Given records:

☆ ☆ ☆ ☆ ☆

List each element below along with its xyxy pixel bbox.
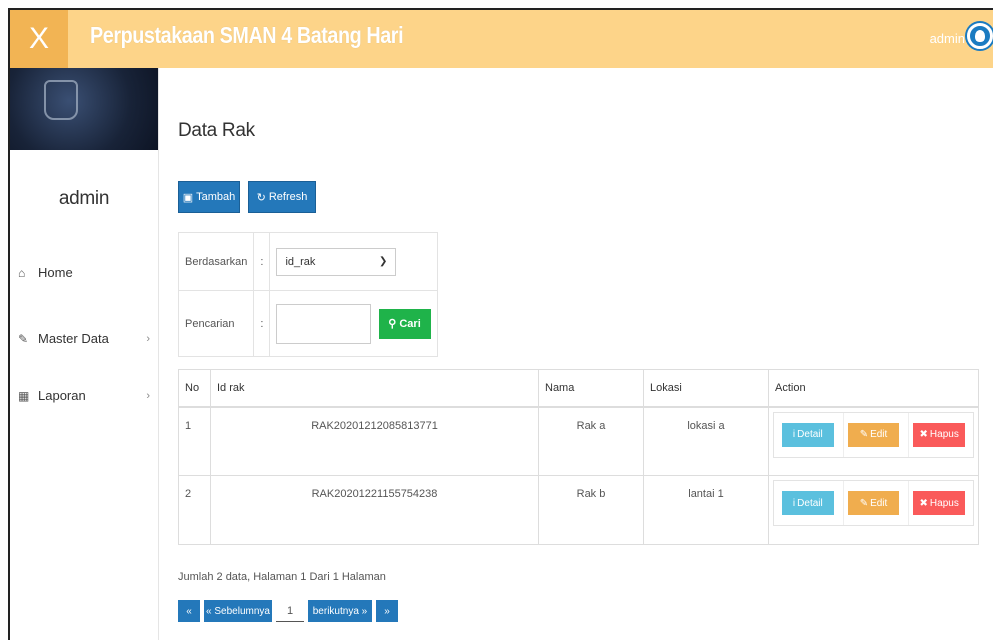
cell-no: 1: [178, 406, 211, 476]
page-title: Data Rak: [178, 120, 255, 141]
column-header[interactable]: Lokasi: [643, 369, 769, 408]
detail-label: Detail: [797, 429, 823, 440]
column-header[interactable]: Nama: [538, 369, 644, 408]
sidebar-divider: [158, 68, 159, 640]
cell-lokasi: lantai 1: [643, 475, 769, 545]
edit-icon: ✎: [18, 331, 29, 346]
column-header[interactable]: Id rak: [210, 369, 539, 408]
edit-button[interactable]: ✎ Edit: [847, 422, 900, 447]
plus-icon: ▣: [182, 191, 194, 204]
detail-label: Detail: [797, 497, 823, 509]
cell-action: i Detail ✎ Edit ✖ Hapus: [768, 406, 979, 476]
table-row: 1 RAK20201212085813771 Rak a lokasi a iD…: [178, 406, 979, 476]
cell-id: RAK20201212085813771: [210, 406, 539, 476]
edit-icon: ✎: [859, 497, 869, 509]
sidebar-user-name: admin: [58, 188, 110, 209]
cell-id: RAK20201221155754238: [210, 475, 539, 545]
action-group: i Detail ✎ Edit ✖ Hapus: [773, 480, 974, 526]
edit-button[interactable]: ✎ Edit: [847, 491, 900, 515]
cell-no: 2: [178, 475, 211, 545]
detail-button[interactable]: i Detail: [782, 491, 834, 515]
search-label: Pencarian: [177, 290, 255, 357]
sidebar-item-label: Master Data: [38, 331, 109, 346]
delete-label: Hapus: [929, 497, 959, 509]
info-icon: i: [792, 497, 796, 509]
delete-button[interactable]: ✖ Hapus: [913, 422, 966, 447]
filter-form: Berdasarkan : id_rak ❯ Pencarian : ⚲ Car…: [177, 232, 438, 357]
close-icon: ✖: [919, 497, 928, 509]
search-button-label: Cari: [399, 317, 421, 330]
cell-nama: Rak b: [538, 475, 644, 545]
cell-action: i Detail ✎ Edit ✖ Hapus: [768, 475, 979, 545]
edit-label: Edit: [870, 497, 888, 509]
refresh-icon: ↻: [256, 191, 266, 204]
user-avatar-icon[interactable]: [967, 23, 993, 49]
action-group: i Detail ✎ Edit ✖ Hapus: [773, 411, 974, 458]
school-logo: [10, 68, 158, 150]
next-page-button[interactable]: berikutnya »: [308, 600, 372, 622]
search-icon: ⚲: [388, 317, 397, 330]
chevron-right-icon: ›: [146, 332, 150, 345]
delete-button[interactable]: ✖ Hapus: [913, 491, 966, 515]
colon: :: [253, 232, 271, 291]
pagination-summary: Jumlah 2 data, Halaman 1 Dari 1 Halaman: [178, 571, 386, 583]
sidebar-item-laporan[interactable]: ▦ Laporan ›: [18, 388, 150, 403]
chevron-right-icon: ›: [146, 389, 150, 402]
filter-by-value: id_rak: [285, 255, 316, 268]
main-content: Data Rak ▣ Tambah ↻ Refresh Berdasarkan …: [160, 68, 993, 640]
info-icon: i: [792, 429, 796, 440]
close-icon: ✖: [919, 429, 928, 440]
home-icon: ⌂: [18, 265, 26, 280]
refresh-button[interactable]: ↻ Refresh: [248, 181, 316, 213]
cell-lokasi: lokasi a: [643, 406, 769, 476]
page-number-input[interactable]: 1: [276, 600, 304, 622]
sidebar-item-label: Home: [38, 265, 73, 280]
rak-table: No Id rak Nama Lokasi Action 1 RAK202012…: [178, 369, 979, 545]
pagination: « « Sebelumnya 1 berikutnya » »: [178, 600, 398, 622]
first-page-button[interactable]: «: [178, 600, 200, 622]
delete-label: Hapus: [929, 429, 959, 440]
app-frame: X Perpustakaan SMAN 4 Batang Hari admin …: [8, 8, 993, 640]
search-input[interactable]: [276, 303, 372, 344]
search-button[interactable]: ⚲ Cari: [378, 308, 431, 339]
cell-nama: Rak a: [538, 406, 644, 476]
logo-emblem-icon: [44, 80, 78, 120]
filter-by-label: Berdasarkan: [177, 232, 255, 291]
sidebar-toggle-button[interactable]: X: [10, 10, 68, 68]
last-page-button[interactable]: »: [376, 600, 398, 622]
app-title[interactable]: Perpustakaan SMAN 4 Batang Hari: [90, 22, 404, 49]
detail-button[interactable]: i Detail: [782, 422, 834, 447]
sidebar-item-home[interactable]: ⌂ Home: [18, 265, 150, 280]
top-header: X Perpustakaan SMAN 4 Batang Hari admin: [10, 10, 993, 68]
header-user-name[interactable]: admin: [930, 31, 965, 46]
close-icon: X: [28, 22, 49, 55]
filter-by-select[interactable]: id_rak ❯: [276, 247, 397, 276]
refresh-button-label: Refresh: [268, 191, 308, 203]
column-header[interactable]: Action: [768, 369, 979, 408]
column-header[interactable]: No: [178, 369, 211, 408]
edit-icon: ✎: [859, 429, 869, 440]
edit-label: Edit: [870, 429, 888, 440]
sidebar-item-master-data[interactable]: ✎ Master Data ›: [18, 331, 150, 346]
sidebar-item-label: Laporan: [38, 388, 86, 403]
previous-page-button[interactable]: « Sebelumnya: [204, 600, 272, 622]
table-row: 2 RAK20201221155754238 Rak b lantai 1 iD…: [178, 475, 979, 545]
colon: :: [253, 290, 271, 357]
add-button-label: Tambah: [196, 191, 236, 203]
chevron-down-icon: ❯: [379, 256, 388, 267]
sidebar: admin ⌂ Home ✎ Master Data › ▦ Laporan ›: [10, 68, 158, 640]
calendar-icon: ▦: [18, 388, 30, 403]
add-button[interactable]: ▣ Tambah: [178, 181, 240, 213]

☆ ☆ ☆ ☆ ☆

Return every line of the material above word for word, but leave out the picture.

List each element below along with its xyxy pixel bbox.
cell-no: 1: [178, 406, 211, 476]
page-title: Data Rak: [178, 120, 255, 141]
column-header[interactable]: Lokasi: [643, 369, 769, 408]
detail-label: Detail: [797, 429, 823, 440]
column-header[interactable]: Nama: [538, 369, 644, 408]
sidebar-divider: [158, 68, 159, 640]
cell-lokasi: lantai 1: [643, 475, 769, 545]
edit-icon: ✎: [18, 331, 29, 346]
column-header[interactable]: Id rak: [210, 369, 539, 408]
edit-button[interactable]: ✎ Edit: [847, 422, 900, 447]
plus-icon: ▣: [182, 191, 194, 204]
detail-label: Detail: [797, 497, 823, 509]
cell-action: i Detail ✎ Edit ✖ Hapus: [768, 406, 979, 476]
table-row: 1 RAK20201212085813771 Rak a lokasi a iD…: [178, 406, 979, 476]
cell-id: RAK20201212085813771: [210, 406, 539, 476]
edit-icon: ✎: [859, 497, 869, 509]
sidebar-user-name: admin: [58, 188, 110, 209]
cell-id: RAK20201221155754238: [210, 475, 539, 545]
action-group: i Detail ✎ Edit ✖ Hapus: [773, 480, 974, 526]
edit-button[interactable]: ✎ Edit: [847, 491, 900, 515]
cell-no: 2: [178, 475, 211, 545]
detail-button[interactable]: i Detail: [782, 491, 834, 515]
search-label: Pencarian: [177, 290, 255, 357]
sidebar-item-label: Master Data: [38, 331, 109, 346]
delete-label: Hapus: [929, 497, 959, 509]
info-icon: i: [792, 497, 796, 509]
delete-button[interactable]: ✖ Hapus: [913, 422, 966, 447]
filter-form: Berdasarkan : id_rak ❯ Pencarian : ⚲ Car…: [177, 232, 438, 357]
close-icon: ✖: [919, 497, 928, 509]
search-button-label: Cari: [399, 317, 421, 330]
cell-nama: Rak b: [538, 475, 644, 545]
cell-action: i Detail ✎ Edit ✖ Hapus: [768, 475, 979, 545]
edit-label: Edit: [870, 497, 888, 509]
refresh-icon: ↻: [256, 191, 266, 204]
user-avatar-icon[interactable]: [967, 23, 993, 49]
action-group: i Detail ✎ Edit ✖ Hapus: [773, 411, 974, 458]
school-logo: [10, 68, 158, 150]
next-page-button[interactable]: berikutnya »: [308, 600, 372, 622]
search-icon: ⚲: [388, 317, 397, 330]
chevron-right-icon: ›: [146, 332, 150, 345]
delete-button[interactable]: ✖ Hapus: [913, 491, 966, 515]
colon: :: [253, 232, 271, 291]
pagination-summary: Jumlah 2 data, Halaman 1 Dari 1 Halaman: [178, 571, 386, 583]
sidebar-item-laporan[interactable]: ▦ Laporan ›: [18, 388, 150, 403]
chevron-right-icon: ›: [146, 389, 150, 402]
filter-by-value: id_rak: [285, 255, 316, 268]
main-content: Data Rak ▣ Tambah ↻ Refresh Berdasarkan …: [160, 68, 993, 640]
info-icon: i: [792, 429, 796, 440]
close-icon: ✖: [919, 429, 928, 440]
home-icon: ⌂: [18, 265, 26, 280]
refresh-button[interactable]: ↻ Refresh: [248, 181, 316, 213]
cell-lokasi: lokasi a: [643, 406, 769, 476]
page-number-input[interactable]: 1: [276, 600, 304, 622]
sidebar-item-label: Home: [38, 265, 73, 280]
rak-table: No Id rak Nama Lokasi Action 1 RAK202012…: [178, 369, 979, 545]
pagination: « « Sebelumnya 1 berikutnya » »: [178, 600, 398, 622]
first-page-button[interactable]: «: [178, 600, 200, 622]
delete-label: Hapus: [929, 429, 959, 440]
app-frame: X Perpustakaan SMAN 4 Batang Hari admin …: [8, 8, 993, 640]
search-input[interactable]: [276, 303, 372, 344]
search-button[interactable]: ⚲ Cari: [378, 308, 431, 339]
cell-nama: Rak a: [538, 406, 644, 476]
logo-emblem-icon: [44, 80, 78, 120]
filter-by-label: Berdasarkan: [177, 232, 255, 291]
sidebar-toggle-button[interactable]: X: [10, 10, 68, 68]
last-page-button[interactable]: »: [376, 600, 398, 622]
app-title[interactable]: Perpustakaan SMAN 4 Batang Hari: [90, 22, 404, 49]
detail-button[interactable]: i Detail: [782, 422, 834, 447]
sidebar-item-home[interactable]: ⌂ Home: [18, 265, 150, 280]
top-header: X Perpustakaan SMAN 4 Batang Hari admin: [10, 10, 993, 68]
header-user-name[interactable]: admin: [930, 31, 965, 46]
close-icon: X: [28, 22, 49, 55]
filter-by-select[interactable]: id_rak ❯: [276, 247, 397, 276]
refresh-button-label: Refresh: [268, 191, 308, 203]
column-header[interactable]: Action: [768, 369, 979, 408]
column-header[interactable]: No: [178, 369, 211, 408]
edit-icon: ✎: [859, 429, 869, 440]
edit-label: Edit: [870, 429, 888, 440]
sidebar-item-master-data[interactable]: ✎ Master Data ›: [18, 331, 150, 346]
sidebar-item-label: Laporan: [38, 388, 86, 403]
previous-page-button[interactable]: « Sebelumnya: [204, 600, 272, 622]
table-row: 2 RAK20201221155754238 Rak b lantai 1 iD…: [178, 475, 979, 545]
colon: :: [253, 290, 271, 357]
add-button-label: Tambah: [196, 191, 236, 203]
chevron-down-icon: ❯: [379, 256, 388, 267]
sidebar: admin ⌂ Home ✎ Master Data › ▦ Laporan ›: [10, 68, 158, 640]
calendar-icon: ▦: [18, 388, 30, 403]
add-button[interactable]: ▣ Tambah: [178, 181, 240, 213]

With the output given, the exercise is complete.